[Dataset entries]
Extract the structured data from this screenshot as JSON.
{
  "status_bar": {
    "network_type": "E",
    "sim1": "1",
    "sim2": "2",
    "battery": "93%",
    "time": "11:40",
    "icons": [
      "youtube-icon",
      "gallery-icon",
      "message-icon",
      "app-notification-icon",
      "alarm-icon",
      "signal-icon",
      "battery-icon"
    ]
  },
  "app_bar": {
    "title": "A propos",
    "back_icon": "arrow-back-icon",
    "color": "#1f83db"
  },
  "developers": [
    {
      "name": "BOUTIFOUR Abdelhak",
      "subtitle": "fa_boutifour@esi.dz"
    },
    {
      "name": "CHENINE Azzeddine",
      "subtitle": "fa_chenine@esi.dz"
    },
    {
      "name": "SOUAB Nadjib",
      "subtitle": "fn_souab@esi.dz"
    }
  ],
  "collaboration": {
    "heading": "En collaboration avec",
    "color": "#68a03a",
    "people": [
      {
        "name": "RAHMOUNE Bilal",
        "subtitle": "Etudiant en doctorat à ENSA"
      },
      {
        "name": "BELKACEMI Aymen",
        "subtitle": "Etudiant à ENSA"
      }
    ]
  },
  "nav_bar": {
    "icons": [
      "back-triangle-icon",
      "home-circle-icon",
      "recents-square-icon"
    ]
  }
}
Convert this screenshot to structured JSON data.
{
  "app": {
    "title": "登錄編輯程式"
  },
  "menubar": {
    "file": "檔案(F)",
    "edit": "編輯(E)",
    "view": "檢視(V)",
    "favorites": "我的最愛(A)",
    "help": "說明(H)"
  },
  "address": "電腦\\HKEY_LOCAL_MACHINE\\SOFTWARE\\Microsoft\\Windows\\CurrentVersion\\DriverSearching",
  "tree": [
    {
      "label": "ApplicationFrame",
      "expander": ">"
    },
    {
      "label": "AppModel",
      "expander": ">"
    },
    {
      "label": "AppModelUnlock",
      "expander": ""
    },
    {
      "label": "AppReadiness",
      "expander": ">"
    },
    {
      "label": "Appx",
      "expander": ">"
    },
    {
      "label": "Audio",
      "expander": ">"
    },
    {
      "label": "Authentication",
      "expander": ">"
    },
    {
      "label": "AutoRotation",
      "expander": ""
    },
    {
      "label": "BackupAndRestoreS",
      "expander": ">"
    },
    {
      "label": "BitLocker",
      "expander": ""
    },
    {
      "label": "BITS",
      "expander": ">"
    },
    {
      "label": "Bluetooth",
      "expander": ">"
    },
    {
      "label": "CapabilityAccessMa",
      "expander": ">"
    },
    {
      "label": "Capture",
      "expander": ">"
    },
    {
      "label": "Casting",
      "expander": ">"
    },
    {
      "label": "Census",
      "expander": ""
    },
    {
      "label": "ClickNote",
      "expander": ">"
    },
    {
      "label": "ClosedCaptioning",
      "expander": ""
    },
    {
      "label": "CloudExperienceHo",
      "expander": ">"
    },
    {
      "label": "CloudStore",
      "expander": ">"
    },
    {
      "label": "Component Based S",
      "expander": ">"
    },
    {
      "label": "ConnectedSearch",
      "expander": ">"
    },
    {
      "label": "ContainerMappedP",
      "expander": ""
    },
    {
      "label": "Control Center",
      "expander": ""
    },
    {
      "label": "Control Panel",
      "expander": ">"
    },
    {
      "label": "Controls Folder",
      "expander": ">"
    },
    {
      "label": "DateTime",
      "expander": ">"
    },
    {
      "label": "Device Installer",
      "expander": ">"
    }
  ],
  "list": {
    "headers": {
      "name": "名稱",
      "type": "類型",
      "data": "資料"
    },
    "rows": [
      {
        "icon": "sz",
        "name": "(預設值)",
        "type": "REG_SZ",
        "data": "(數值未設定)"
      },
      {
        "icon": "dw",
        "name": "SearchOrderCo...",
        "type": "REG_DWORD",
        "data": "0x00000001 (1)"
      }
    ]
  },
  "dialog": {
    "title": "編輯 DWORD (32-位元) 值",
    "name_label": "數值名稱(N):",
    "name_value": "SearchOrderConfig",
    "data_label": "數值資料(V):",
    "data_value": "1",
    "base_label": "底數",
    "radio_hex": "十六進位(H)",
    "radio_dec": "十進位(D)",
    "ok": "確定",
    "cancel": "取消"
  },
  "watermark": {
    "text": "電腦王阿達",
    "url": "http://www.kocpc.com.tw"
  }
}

### Problem details
Return all of the entries exactly as written.

### Answer for the task
Extract the structured data from this screenshot as JSON.
{
  "status_bar": {
    "network_type": "E",
    "sim1": "1",
    "sim2": "2",
    "battery": "93%",
    "time": "11:40",
    "icons": [
      "youtube-icon",
      "gallery-icon",
      "message-icon",
      "app-notification-icon",
      "alarm-icon",
      "signal-icon",
      "battery-icon"
    ]
  },
  "app_bar": {
    "title": "A propos",
    "back_icon": "arrow-back-icon",
    "color": "#1f83db"
  },
  "developers": [
    {
      "name": "BOUTIFOUR Abdelhak",
      "subtitle": "fa_boutifour@esi.dz"
    },
    {
      "name": "CHENINE Azzeddine",
      "subtitle": "fa_chenine@esi.dz"
    },
    {
      "name": "SOUAB Nadjib",
      "subtitle": "fn_souab@esi.dz"
    }
  ],
  "collaboration": {
    "heading": "En collaboration avec",
    "color": "#68a03a",
    "people": [
      {
        "name": "RAHMOUNE Bilal",
        "subtitle": "Etudiant en doctorat à ENSA"
      },
      {
        "name": "BELKACEMI Aymen",
        "subtitle": "Etudiant à ENSA"
      }
    ]
  },
  "nav_bar": {
    "icons": [
      "back-triangle-icon",
      "home-circle-icon",
      "recents-square-icon"
    ]
  }
}
Convert this screenshot to structured JSON data.
{
  "app": {
    "title": "登錄編輯程式"
  },
  "menubar": {
    "file": "檔案(F)",
    "edit": "編輯(E)",
    "view": "檢視(V)",
    "favorites": "我的最愛(A)",
    "help": "說明(H)"
  },
  "address": "電腦\\HKEY_LOCAL_MACHINE\\SOFTWARE\\Microsoft\\Windows\\CurrentVersion\\DriverSearching",
  "tree": [
    {
      "label": "ApplicationFrame",
      "expander": ">"
    },
    {
      "label": "AppModel",
      "expander": ">"
    },
    {
      "label": "AppModelUnlock",
      "expander": ""
    },
    {
      "label": "AppReadiness",
      "expander": ">"
    },
    {
      "label": "Appx",
      "expander": ">"
    },
    {
      "label": "Audio",
      "expander": ">"
    },
    {
      "label": "Authentication",
      "expander": ">"
    },
    {
      "label": "AutoRotation",
      "expander": ""
    },
    {
      "label": "BackupAndRestoreS",
      "expander": ">"
    },
    {
      "label": "BitLocker",
      "expander": ""
    },
    {
      "label": "BITS",
      "expander": ">"
    },
    {
      "label": "Bluetooth",
      "expander": ">"
    },
    {
      "label": "CapabilityAccessMa",
      "expander": ">"
    },
    {
      "label": "Capture",
      "expander": ">"
    },
    {
      "label": "Casting",
      "expander": ">"
    },
    {
      "label": "Census",
      "expander": ""
    },
    {
      "label": "ClickNote",
      "expander": ">"
    },
    {
      "label": "ClosedCaptioning",
      "expander": ""
    },
    {
      "label": "CloudExperienceHo",
      "expander": ">"
    },
    {
      "label": "CloudStore",
      "expander": ">"
    },
    {
      "label": "Component Based S",
      "expander": ">"
    },
    {
      "label": "ConnectedSearch",
      "expander": ">"
    },
    {
      "label": "ContainerMappedP",
      "expander": ""
    },
    {
      "label": "Control Center",
      "expander": ""
    },
    {
      "label": "Control Panel",
      "expander": ">"
    },
    {
      "label": "Controls Folder",
      "expander": ">"
    },
    {
      "label": "DateTime",
      "expander": ">"
    },
    {
      "label": "Device Installer",
      "expander": ">"
    }
  ],
  "list": {
    "headers": {
      "name": "名稱",
      "type": "類型",
      "data": "資料"
    },
    "rows": [
      {
        "icon": "sz",
        "name": "(預設值)",
        "type": "REG_SZ",
        "data": "(數值未設定)"
      },
      {
        "icon": "dw",
        "name": "SearchOrderCo...",
        "type": "REG_DWORD",
        "data": "0x00000001 (1)"
      }
    ]
  },
  "dialog": {
    "title": "編輯 DWORD (32-位元) 值",
    "name_label": "數值名稱(N):",
    "name_value": "SearchOrderConfig",
    "data_label": "數值資料(V):",
    "data_value": "1",
    "base_label": "底數",
    "radio_hex": "十六進位(H)",
    "radio_dec": "十進位(D)",
    "ok": "確定",
    "cancel": "取消"
  },
  "watermark": {
    "text": "電腦王阿達",
    "url": "http://www.kocpc.com.tw"
  }
}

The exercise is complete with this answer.